__Challenge__
Every line of the data must be copied exactly.
[Records supplied start]
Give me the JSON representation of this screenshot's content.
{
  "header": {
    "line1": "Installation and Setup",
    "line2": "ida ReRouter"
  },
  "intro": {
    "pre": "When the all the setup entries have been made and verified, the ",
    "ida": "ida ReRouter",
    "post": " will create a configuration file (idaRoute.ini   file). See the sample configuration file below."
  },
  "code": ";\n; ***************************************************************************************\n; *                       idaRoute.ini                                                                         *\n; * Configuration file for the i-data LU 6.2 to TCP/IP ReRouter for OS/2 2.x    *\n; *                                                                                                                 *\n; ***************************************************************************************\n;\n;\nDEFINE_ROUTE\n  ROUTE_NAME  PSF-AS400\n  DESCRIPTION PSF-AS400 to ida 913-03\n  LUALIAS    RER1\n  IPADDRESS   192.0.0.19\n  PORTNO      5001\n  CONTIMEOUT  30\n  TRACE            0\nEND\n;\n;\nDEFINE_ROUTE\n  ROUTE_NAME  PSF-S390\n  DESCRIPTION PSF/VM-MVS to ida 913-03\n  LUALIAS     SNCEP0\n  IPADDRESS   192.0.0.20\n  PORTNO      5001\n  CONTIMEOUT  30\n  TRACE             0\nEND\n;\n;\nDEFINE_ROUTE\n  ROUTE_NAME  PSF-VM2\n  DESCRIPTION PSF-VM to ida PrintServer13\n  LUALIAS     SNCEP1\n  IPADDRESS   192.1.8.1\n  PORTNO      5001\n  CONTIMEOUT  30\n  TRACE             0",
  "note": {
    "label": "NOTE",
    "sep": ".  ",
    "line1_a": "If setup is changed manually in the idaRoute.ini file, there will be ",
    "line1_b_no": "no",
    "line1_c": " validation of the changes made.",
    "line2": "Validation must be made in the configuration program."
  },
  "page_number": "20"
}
[Records supplied end]
__Written answer__
Give me the JSON representation of this screenshot's content.
{
  "header": {
    "line1": "Installation and Setup",
    "line2": "ida ReRouter"
  },
  "intro": {
    "pre": "When the all the setup entries have been made and verified, the ",
    "ida": "ida ReRouter",
    "post": " will create a configuration file (idaRoute.ini   file). See the sample configuration file below."
  },
  "code": ";\n; ***************************************************************************************\n; *                       idaRoute.ini                                                                         *\n; * Configuration file for the i-data LU 6.2 to TCP/IP ReRouter for OS/2 2.x    *\n; *                                                                                                                 *\n; ***************************************************************************************\n;\n;\nDEFINE_ROUTE\n  ROUTE_NAME  PSF-AS400\n  DESCRIPTION PSF-AS400 to ida 913-03\n  LUALIAS    RER1\n  IPADDRESS   192.0.0.19\n  PORTNO      5001\n  CONTIMEOUT  30\n  TRACE            0\nEND\n;\n;\nDEFINE_ROUTE\n  ROUTE_NAME  PSF-S390\n  DESCRIPTION PSF/VM-MVS to ida 913-03\n  LUALIAS     SNCEP0\n  IPADDRESS   192.0.0.20\n  PORTNO      5001\n  CONTIMEOUT  30\n  TRACE             0\nEND\n;\n;\nDEFINE_ROUTE\n  ROUTE_NAME  PSF-VM2\n  DESCRIPTION PSF-VM to ida PrintServer13\n  LUALIAS     SNCEP1\n  IPADDRESS   192.1.8.1\n  PORTNO      5001\n  CONTIMEOUT  30\n  TRACE             0",
  "note": {
    "label": "NOTE",
    "sep": ".  ",
    "line1_a": "If setup is changed manually in the idaRoute.ini file, there will be ",
    "line1_b_no": "no",
    "line1_c": " validation of the changes made.",
    "line2": "Validation must be made in the configuration program."
  },
  "page_number": "20"
}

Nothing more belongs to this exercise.